>> Start
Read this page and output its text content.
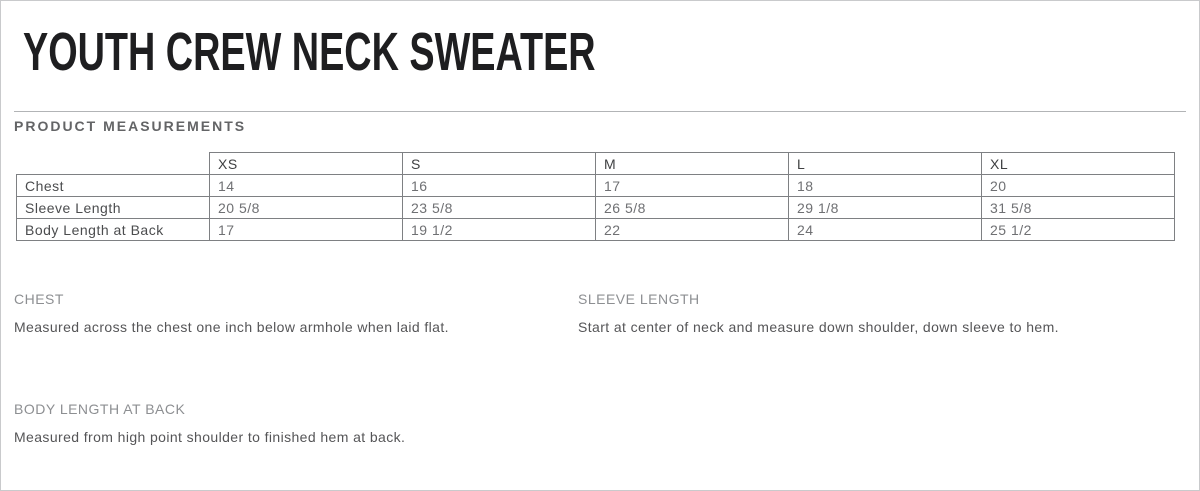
YOUTH CREW NECK SWEATER
PRODUCT MEASUREMENTS
	XS	S	M	L	XL
Chest	14	16	17	18	20
Sleeve Length	20 5/8	23 5/8	26 5/8	29 1/8	31 5/8
Body Length at Back	17	19 1/2	22	24	25 1/2
CHEST
Measured across the chest one inch below armhole when laid flat.
SLEEVE LENGTH
Start at center of neck and measure down shoulder, down sleeve to hem.
BODY LENGTH AT BACK
Measured from high point shoulder to finished hem at back.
>> End
STATED GOAL
Write out each line again precisely as it appears, skipping every picture.

SOLUTION
Read this page and output its text content.
YOUTH CREW NECK SWEATER
PRODUCT MEASUREMENTS
	XS	S	M	L	XL
Chest	14	16	17	18	20
Sleeve Length	20 5/8	23 5/8	26 5/8	29 1/8	31 5/8
Body Length at Back	17	19 1/2	22	24	25 1/2
CHEST
Measured across the chest one inch below armhole when laid flat.
SLEEVE LENGTH
Start at center of neck and measure down shoulder, down sleeve to hem.
BODY LENGTH AT BACK
Measured from high point shoulder to finished hem at back.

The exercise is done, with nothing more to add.